Task instructions :: Identify, in the records below, every line where the string "OANDA" appears, and copy each such line.

★ ★ ★ ★

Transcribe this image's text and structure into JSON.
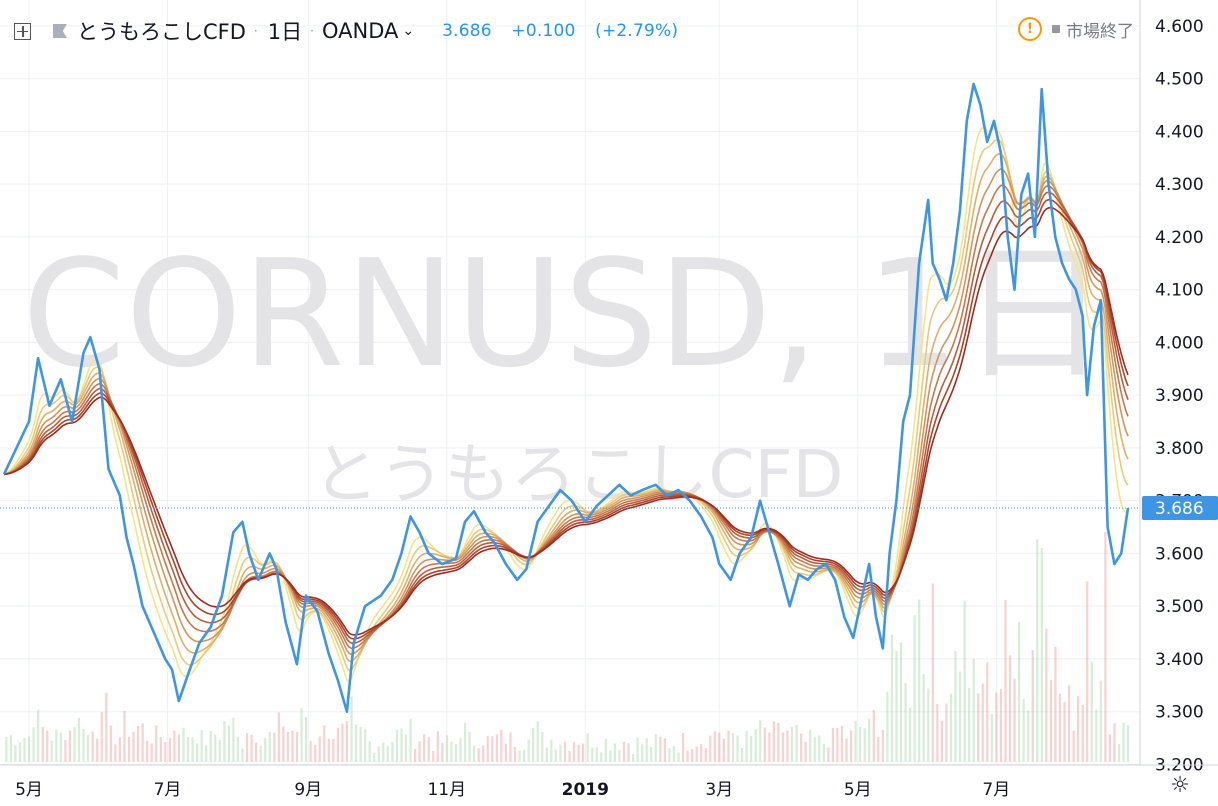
{
  "header": {
    "symbol_name": "とうもろこしCFD",
    "timeframe": "1日",
    "exchange": "OANDA",
    "last": "3.686",
    "change": "+0.100",
    "change_pct": "(+2.79%)"
  },
  "status": {
    "label": "市場終了"
  },
  "watermark": {
    "line1": "CORNUSD, 1日",
    "line2": "とうもろこしCFD"
  },
  "price_badge": "3.686",
  "colors": {
    "price_line": "#3d95e3",
    "badge_bg": "#3d95e3",
    "grid": "#eef0f3",
    "vol_up": "#a5d6a7",
    "vol_down": "#ef9a9a",
    "ribbon_fast": "#f7e38a",
    "ribbon_slow": "#a02a1e",
    "warning": "#ff9800"
  },
  "chart_data": {
    "type": "line",
    "title": "とうもろこしCFD, 1日, OANDA",
    "x_axis": {
      "ticks": [
        "5月",
        "7月",
        "9月",
        "11月",
        "2019",
        "3月",
        "5月",
        "7月"
      ],
      "start": "2018-04-20",
      "end": "2019-08-28"
    },
    "y_axis": {
      "ticks": [
        "3.200",
        "3.300",
        "3.400",
        "3.500",
        "3.600",
        "3.700",
        "3.800",
        "3.900",
        "4.000",
        "4.100",
        "4.200",
        "4.300",
        "4.400",
        "4.500",
        "4.600"
      ],
      "min": 3.18,
      "max": 4.63
    },
    "series": [
      {
        "name": "CORNUSD",
        "points": [
          [
            "2018-04-20",
            3.75
          ],
          [
            "2018-05-01",
            3.85
          ],
          [
            "2018-05-05",
            3.97
          ],
          [
            "2018-05-10",
            3.88
          ],
          [
            "2018-05-15",
            3.93
          ],
          [
            "2018-05-20",
            3.85
          ],
          [
            "2018-05-25",
            3.98
          ],
          [
            "2018-05-28",
            4.01
          ],
          [
            "2018-06-01",
            3.95
          ],
          [
            "2018-06-05",
            3.76
          ],
          [
            "2018-06-10",
            3.71
          ],
          [
            "2018-06-13",
            3.63
          ],
          [
            "2018-06-16",
            3.58
          ],
          [
            "2018-06-20",
            3.5
          ],
          [
            "2018-06-25",
            3.45
          ],
          [
            "2018-06-30",
            3.4
          ],
          [
            "2018-07-03",
            3.38
          ],
          [
            "2018-07-06",
            3.32
          ],
          [
            "2018-07-10",
            3.37
          ],
          [
            "2018-07-15",
            3.43
          ],
          [
            "2018-07-20",
            3.46
          ],
          [
            "2018-07-25",
            3.52
          ],
          [
            "2018-07-30",
            3.64
          ],
          [
            "2018-08-03",
            3.66
          ],
          [
            "2018-08-06",
            3.6
          ],
          [
            "2018-08-10",
            3.55
          ],
          [
            "2018-08-15",
            3.6
          ],
          [
            "2018-08-18",
            3.57
          ],
          [
            "2018-08-22",
            3.47
          ],
          [
            "2018-08-27",
            3.39
          ],
          [
            "2018-08-31",
            3.52
          ],
          [
            "2018-09-05",
            3.49
          ],
          [
            "2018-09-10",
            3.41
          ],
          [
            "2018-09-14",
            3.36
          ],
          [
            "2018-09-18",
            3.3
          ],
          [
            "2018-09-21",
            3.43
          ],
          [
            "2018-09-26",
            3.5
          ],
          [
            "2018-10-03",
            3.52
          ],
          [
            "2018-10-08",
            3.55
          ],
          [
            "2018-10-12",
            3.6
          ],
          [
            "2018-10-16",
            3.67
          ],
          [
            "2018-10-20",
            3.64
          ],
          [
            "2018-10-24",
            3.6
          ],
          [
            "2018-10-30",
            3.58
          ],
          [
            "2018-11-05",
            3.59
          ],
          [
            "2018-11-09",
            3.66
          ],
          [
            "2018-11-13",
            3.68
          ],
          [
            "2018-11-18",
            3.64
          ],
          [
            "2018-11-22",
            3.62
          ],
          [
            "2018-11-27",
            3.58
          ],
          [
            "2018-12-02",
            3.55
          ],
          [
            "2018-12-06",
            3.57
          ],
          [
            "2018-12-11",
            3.66
          ],
          [
            "2018-12-16",
            3.69
          ],
          [
            "2018-12-21",
            3.72
          ],
          [
            "2018-12-26",
            3.7
          ],
          [
            "2019-01-01",
            3.66
          ],
          [
            "2019-01-06",
            3.69
          ],
          [
            "2019-01-11",
            3.71
          ],
          [
            "2019-01-16",
            3.73
          ],
          [
            "2019-01-21",
            3.71
          ],
          [
            "2019-01-26",
            3.72
          ],
          [
            "2019-02-01",
            3.73
          ],
          [
            "2019-02-06",
            3.71
          ],
          [
            "2019-02-11",
            3.72
          ],
          [
            "2019-02-16",
            3.7
          ],
          [
            "2019-02-21",
            3.67
          ],
          [
            "2019-02-26",
            3.63
          ],
          [
            "2019-03-01",
            3.58
          ],
          [
            "2019-03-06",
            3.55
          ],
          [
            "2019-03-10",
            3.6
          ],
          [
            "2019-03-15",
            3.63
          ],
          [
            "2019-03-19",
            3.7
          ],
          [
            "2019-03-23",
            3.64
          ],
          [
            "2019-03-27",
            3.58
          ],
          [
            "2019-04-01",
            3.5
          ],
          [
            "2019-04-05",
            3.56
          ],
          [
            "2019-04-09",
            3.55
          ],
          [
            "2019-04-13",
            3.57
          ],
          [
            "2019-04-17",
            3.58
          ],
          [
            "2019-04-21",
            3.55
          ],
          [
            "2019-04-25",
            3.48
          ],
          [
            "2019-04-29",
            3.44
          ],
          [
            "2019-05-03",
            3.52
          ],
          [
            "2019-05-06",
            3.58
          ],
          [
            "2019-05-09",
            3.48
          ],
          [
            "2019-05-12",
            3.42
          ],
          [
            "2019-05-15",
            3.6
          ],
          [
            "2019-05-18",
            3.7
          ],
          [
            "2019-05-21",
            3.85
          ],
          [
            "2019-05-24",
            3.9
          ],
          [
            "2019-05-28",
            4.15
          ],
          [
            "2019-06-01",
            4.27
          ],
          [
            "2019-06-03",
            4.15
          ],
          [
            "2019-06-06",
            4.12
          ],
          [
            "2019-06-09",
            4.08
          ],
          [
            "2019-06-12",
            4.15
          ],
          [
            "2019-06-15",
            4.25
          ],
          [
            "2019-06-18",
            4.42
          ],
          [
            "2019-06-21",
            4.49
          ],
          [
            "2019-06-24",
            4.45
          ],
          [
            "2019-06-27",
            4.38
          ],
          [
            "2019-06-30",
            4.42
          ],
          [
            "2019-07-03",
            4.36
          ],
          [
            "2019-07-06",
            4.2
          ],
          [
            "2019-07-09",
            4.1
          ],
          [
            "2019-07-12",
            4.28
          ],
          [
            "2019-07-15",
            4.32
          ],
          [
            "2019-07-18",
            4.2
          ],
          [
            "2019-07-21",
            4.48
          ],
          [
            "2019-07-24",
            4.3
          ],
          [
            "2019-07-27",
            4.2
          ],
          [
            "2019-07-30",
            4.15
          ],
          [
            "2019-08-02",
            4.12
          ],
          [
            "2019-08-05",
            4.1
          ],
          [
            "2019-08-08",
            4.05
          ],
          [
            "2019-08-10",
            3.9
          ],
          [
            "2019-08-13",
            4.03
          ],
          [
            "2019-08-16",
            4.08
          ],
          [
            "2019-08-19",
            3.65
          ],
          [
            "2019-08-22",
            3.58
          ],
          [
            "2019-08-25",
            3.6
          ],
          [
            "2019-08-28",
            3.686
          ]
        ]
      }
    ],
    "current_value": 3.686,
    "ribbon_periods": [
      10,
      15,
      20,
      25,
      30,
      35,
      40,
      45
    ]
  }
}
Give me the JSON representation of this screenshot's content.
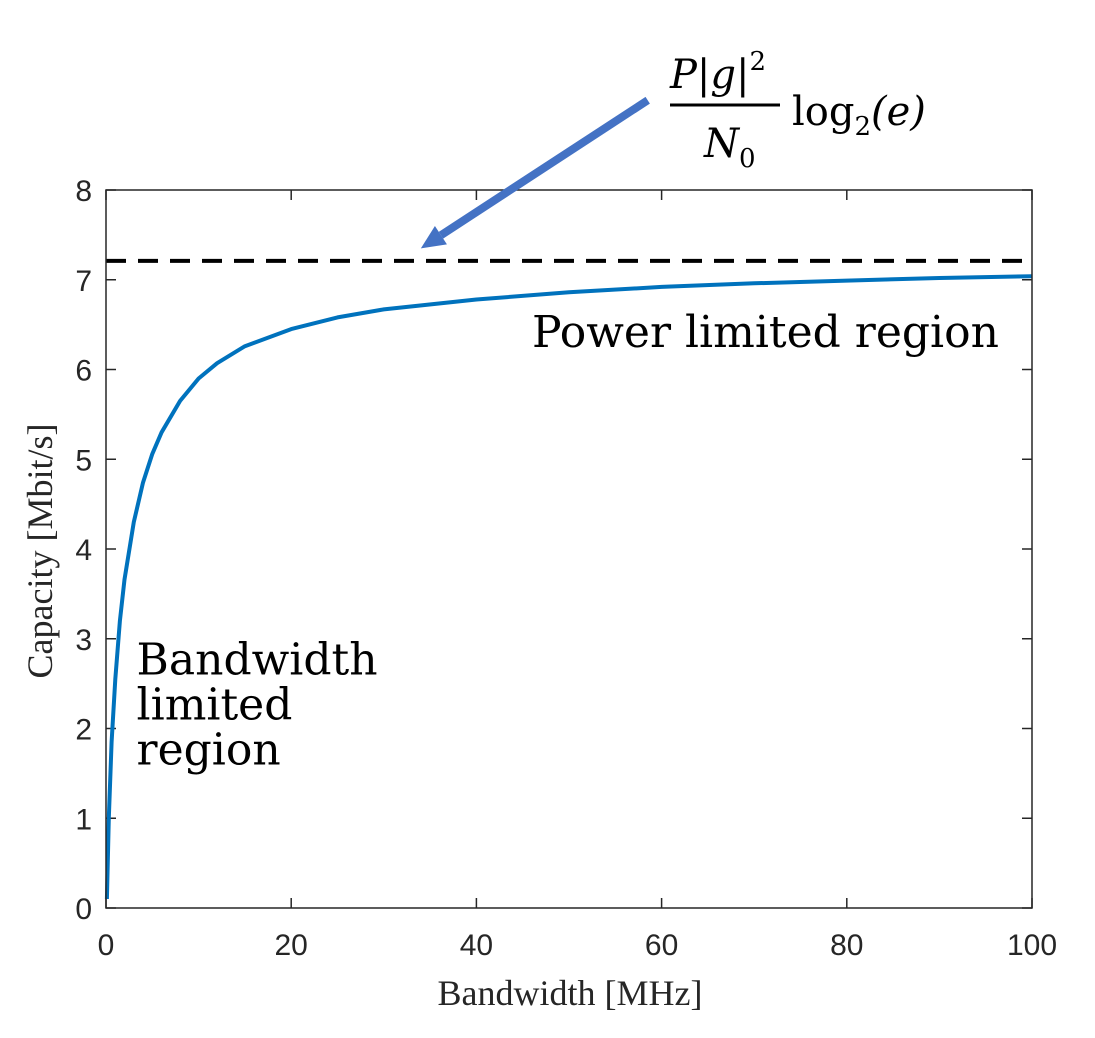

★ ★ ★ ★

Result of the exercise ::
    "exchange": "OANDA",
    "title": "とうもろこしCFD, 1日, OANDA",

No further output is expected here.